Stored records:
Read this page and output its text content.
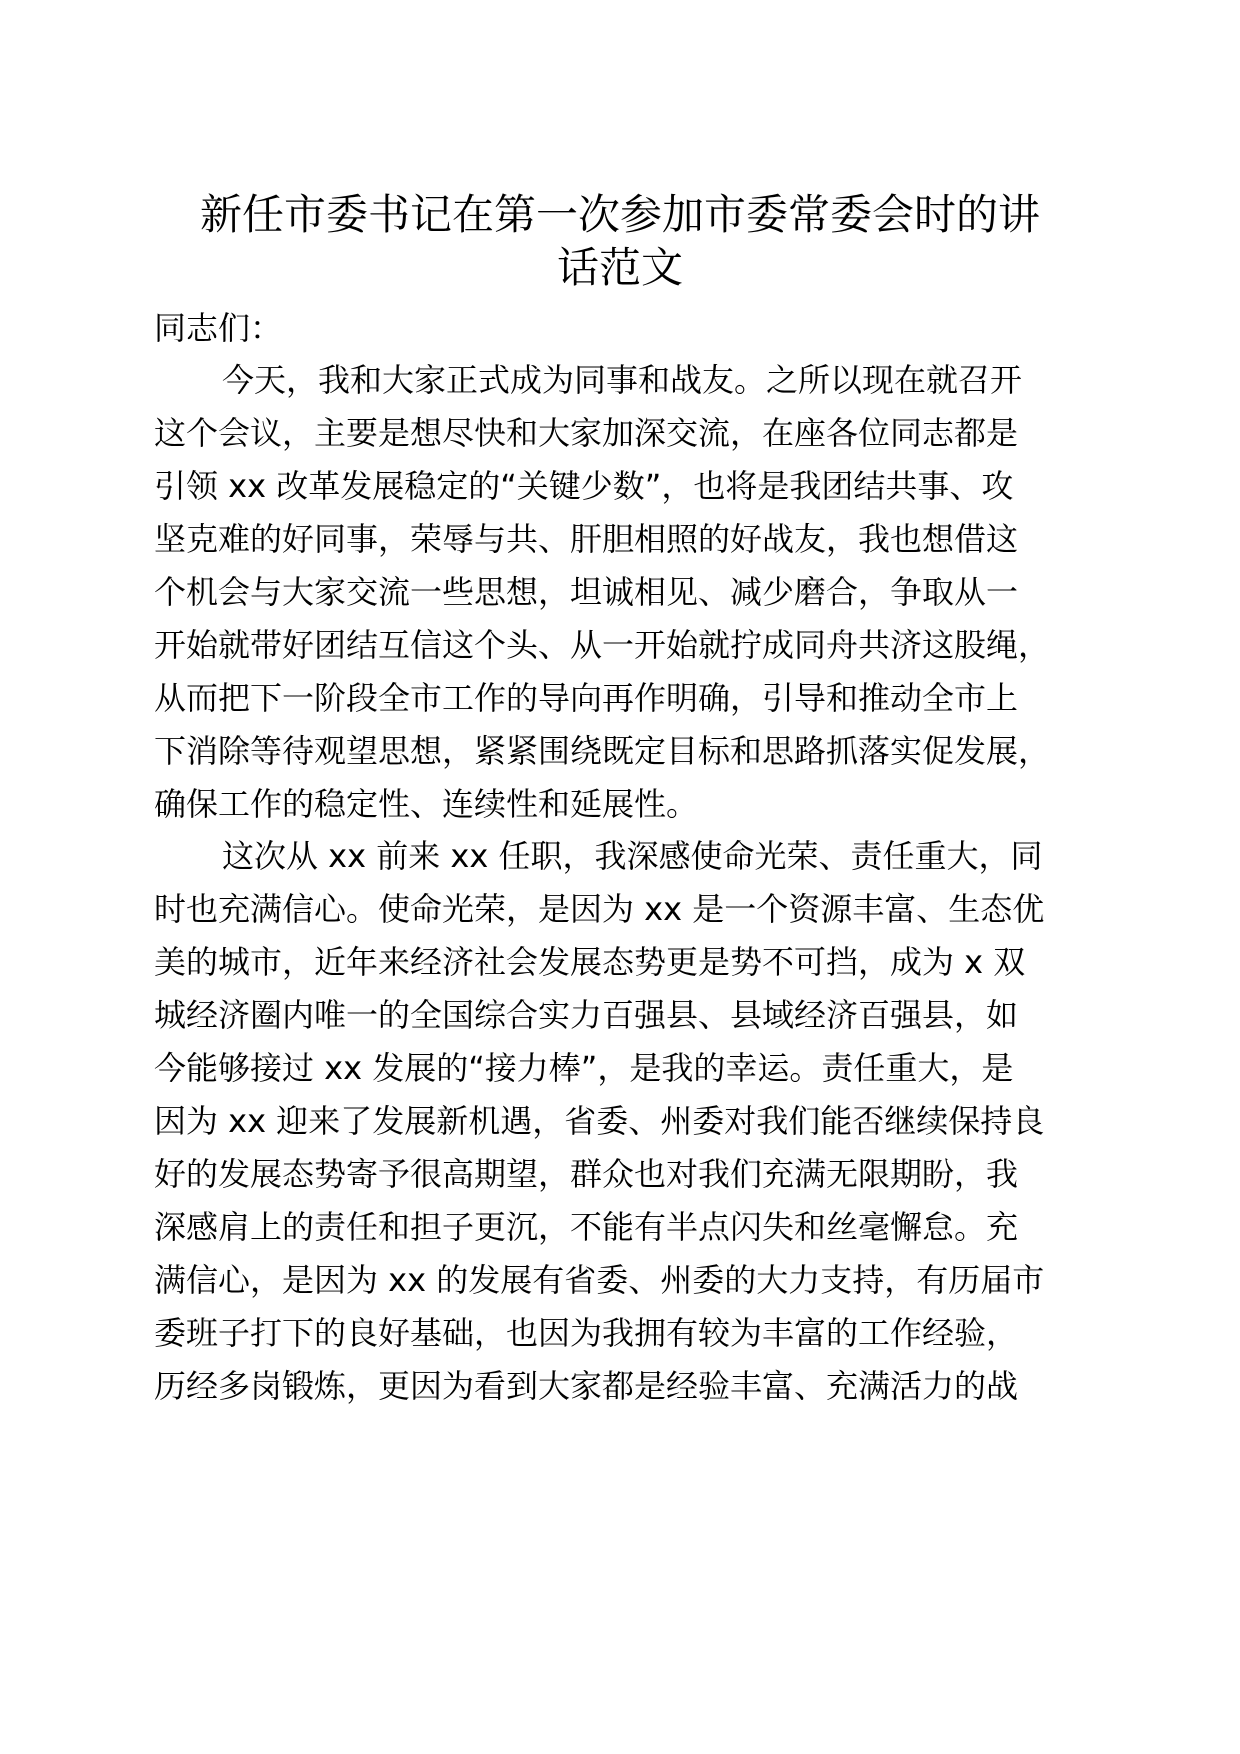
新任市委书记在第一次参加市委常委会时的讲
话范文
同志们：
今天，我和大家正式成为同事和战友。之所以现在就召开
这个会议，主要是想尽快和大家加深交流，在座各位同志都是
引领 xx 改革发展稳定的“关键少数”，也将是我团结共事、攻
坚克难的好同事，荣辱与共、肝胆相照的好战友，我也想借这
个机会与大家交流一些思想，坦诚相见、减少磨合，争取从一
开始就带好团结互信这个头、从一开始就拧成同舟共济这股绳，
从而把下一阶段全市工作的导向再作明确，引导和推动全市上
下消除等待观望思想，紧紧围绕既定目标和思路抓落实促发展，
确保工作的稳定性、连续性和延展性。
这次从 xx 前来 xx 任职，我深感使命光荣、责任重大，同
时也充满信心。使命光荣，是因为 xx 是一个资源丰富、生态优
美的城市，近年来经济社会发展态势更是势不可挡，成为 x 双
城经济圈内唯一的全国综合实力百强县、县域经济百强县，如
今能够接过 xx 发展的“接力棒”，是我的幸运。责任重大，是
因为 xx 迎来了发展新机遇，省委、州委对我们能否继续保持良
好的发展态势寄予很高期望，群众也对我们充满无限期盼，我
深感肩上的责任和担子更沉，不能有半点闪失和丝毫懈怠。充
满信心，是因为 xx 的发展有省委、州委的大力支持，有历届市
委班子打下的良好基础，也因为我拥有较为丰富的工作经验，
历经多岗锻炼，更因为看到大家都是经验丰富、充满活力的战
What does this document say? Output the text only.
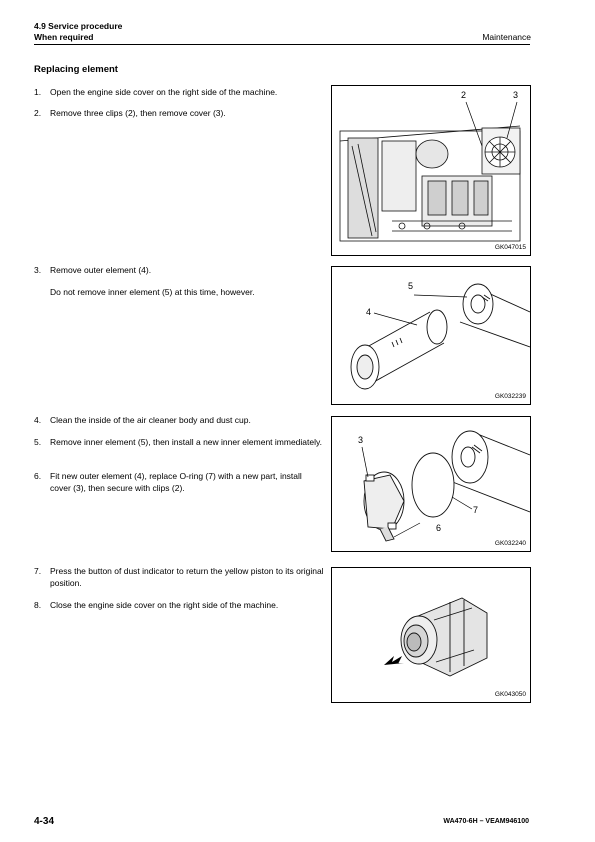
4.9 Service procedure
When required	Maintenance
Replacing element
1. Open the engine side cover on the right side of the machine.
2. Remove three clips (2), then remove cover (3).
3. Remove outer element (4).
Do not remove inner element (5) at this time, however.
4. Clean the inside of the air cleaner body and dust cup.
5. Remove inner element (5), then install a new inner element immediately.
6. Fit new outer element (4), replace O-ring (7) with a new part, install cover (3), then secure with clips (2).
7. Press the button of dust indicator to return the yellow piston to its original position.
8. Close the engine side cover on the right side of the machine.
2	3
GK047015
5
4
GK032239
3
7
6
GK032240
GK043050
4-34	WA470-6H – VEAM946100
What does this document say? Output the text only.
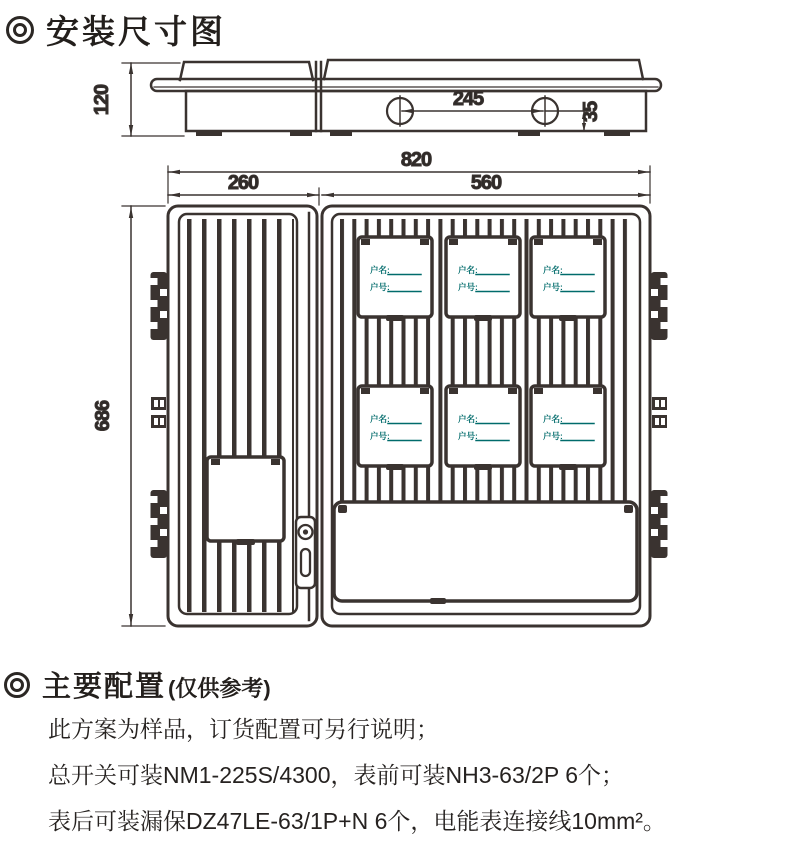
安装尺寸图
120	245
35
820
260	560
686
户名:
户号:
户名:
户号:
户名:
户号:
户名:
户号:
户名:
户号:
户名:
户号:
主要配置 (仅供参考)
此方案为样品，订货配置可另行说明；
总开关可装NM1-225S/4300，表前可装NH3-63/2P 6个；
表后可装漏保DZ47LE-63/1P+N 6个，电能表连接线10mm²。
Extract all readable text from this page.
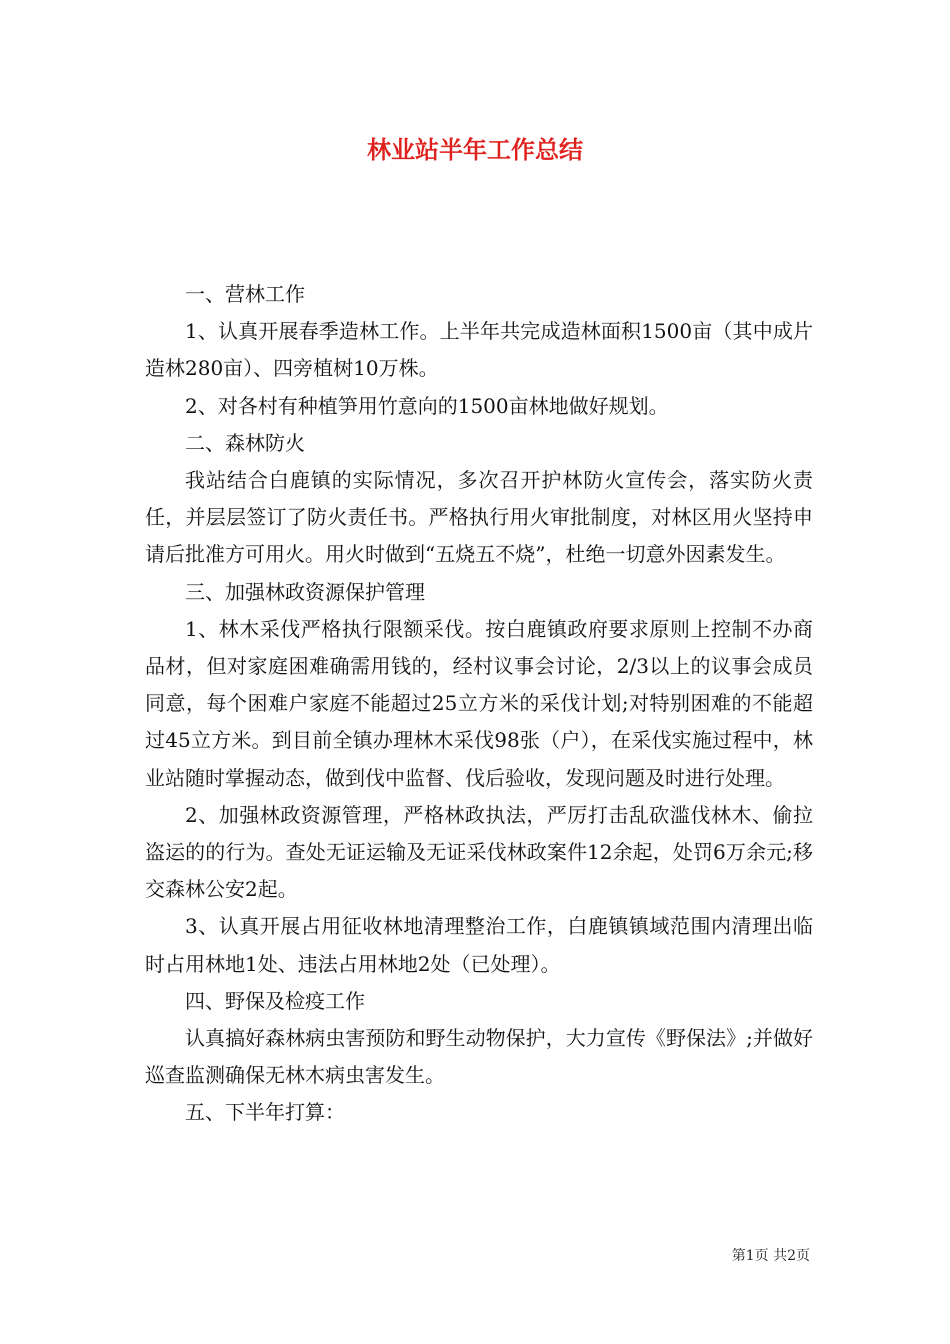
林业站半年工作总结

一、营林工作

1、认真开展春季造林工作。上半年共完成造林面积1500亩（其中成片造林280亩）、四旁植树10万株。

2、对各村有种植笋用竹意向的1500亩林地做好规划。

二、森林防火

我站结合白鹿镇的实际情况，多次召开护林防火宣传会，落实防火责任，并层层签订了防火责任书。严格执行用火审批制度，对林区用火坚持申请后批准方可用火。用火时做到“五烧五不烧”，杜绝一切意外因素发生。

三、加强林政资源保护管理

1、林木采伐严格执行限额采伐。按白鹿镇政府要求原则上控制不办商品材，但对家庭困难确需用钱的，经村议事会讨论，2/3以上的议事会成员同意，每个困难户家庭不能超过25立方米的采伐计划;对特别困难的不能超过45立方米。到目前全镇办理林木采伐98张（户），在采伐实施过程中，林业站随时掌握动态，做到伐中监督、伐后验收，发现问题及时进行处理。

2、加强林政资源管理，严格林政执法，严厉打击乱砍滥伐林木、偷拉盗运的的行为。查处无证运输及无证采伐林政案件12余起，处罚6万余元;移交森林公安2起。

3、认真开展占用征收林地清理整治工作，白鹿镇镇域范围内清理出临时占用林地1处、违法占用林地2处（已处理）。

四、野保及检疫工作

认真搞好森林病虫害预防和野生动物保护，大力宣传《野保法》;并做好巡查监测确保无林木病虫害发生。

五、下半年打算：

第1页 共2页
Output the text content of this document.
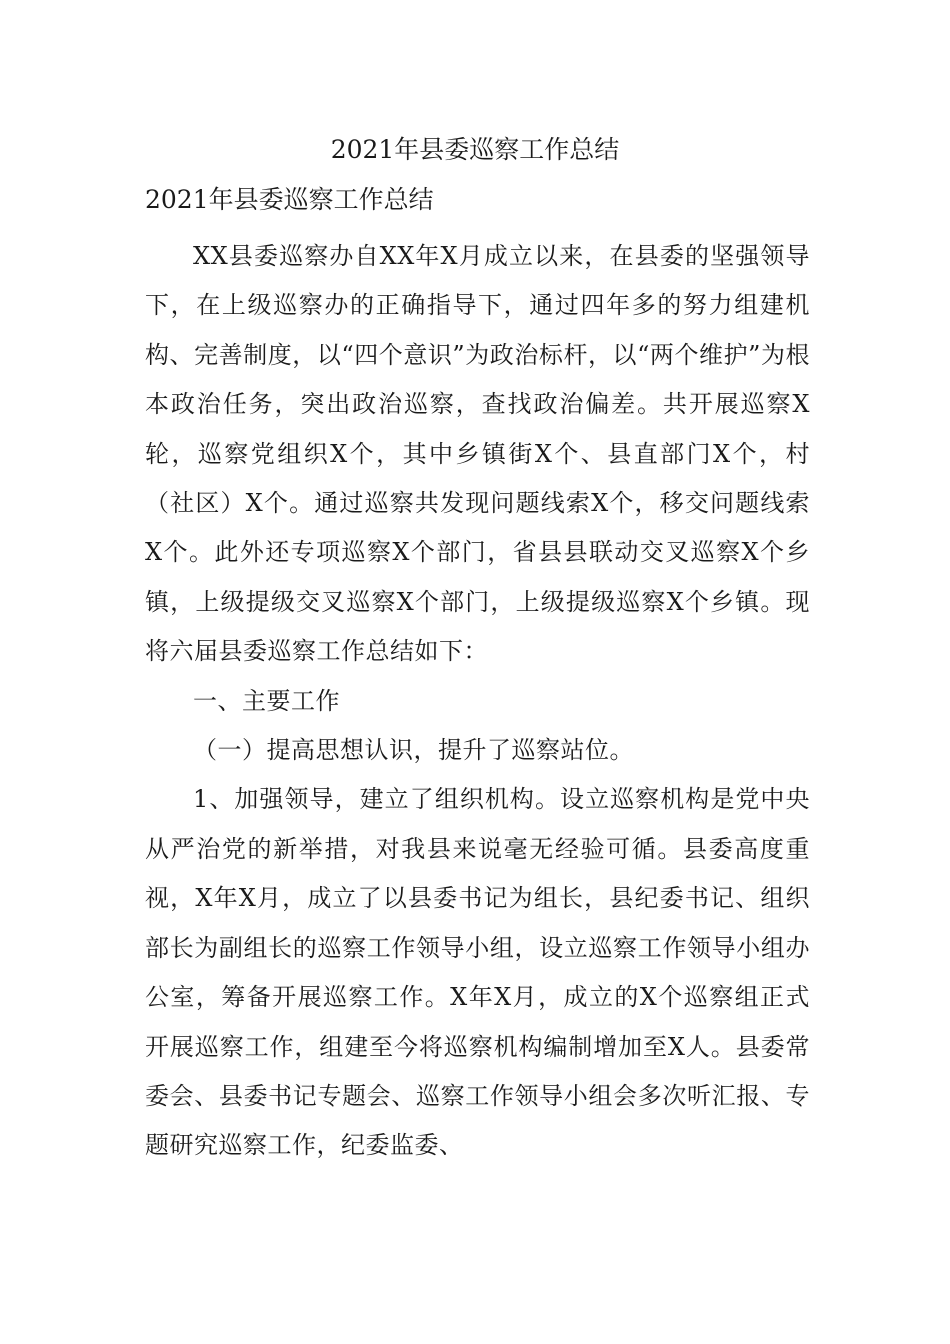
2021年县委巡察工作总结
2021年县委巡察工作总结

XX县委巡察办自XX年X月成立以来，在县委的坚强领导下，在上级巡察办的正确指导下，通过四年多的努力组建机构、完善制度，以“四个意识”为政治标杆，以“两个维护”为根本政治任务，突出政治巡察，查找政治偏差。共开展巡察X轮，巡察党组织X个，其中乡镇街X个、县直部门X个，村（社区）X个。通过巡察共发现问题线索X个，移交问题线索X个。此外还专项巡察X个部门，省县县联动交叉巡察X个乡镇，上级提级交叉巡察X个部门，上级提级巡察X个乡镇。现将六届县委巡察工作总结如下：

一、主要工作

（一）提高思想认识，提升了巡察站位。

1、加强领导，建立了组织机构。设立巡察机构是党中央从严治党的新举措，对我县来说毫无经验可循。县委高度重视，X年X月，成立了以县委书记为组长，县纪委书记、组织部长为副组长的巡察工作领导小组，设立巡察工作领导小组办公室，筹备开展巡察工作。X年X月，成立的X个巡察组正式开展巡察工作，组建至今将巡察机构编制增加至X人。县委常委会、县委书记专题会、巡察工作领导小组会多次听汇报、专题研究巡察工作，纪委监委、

THE REQUEST: Copy all lines from the material that contain "clips".

SOLUTION TO THE EXERCISE:
2. Remove three clips (2), then remove cover (3).
6. Fit new outer element (4), replace O-ring (7) with a new part, install cover (3), then secure with clips (2).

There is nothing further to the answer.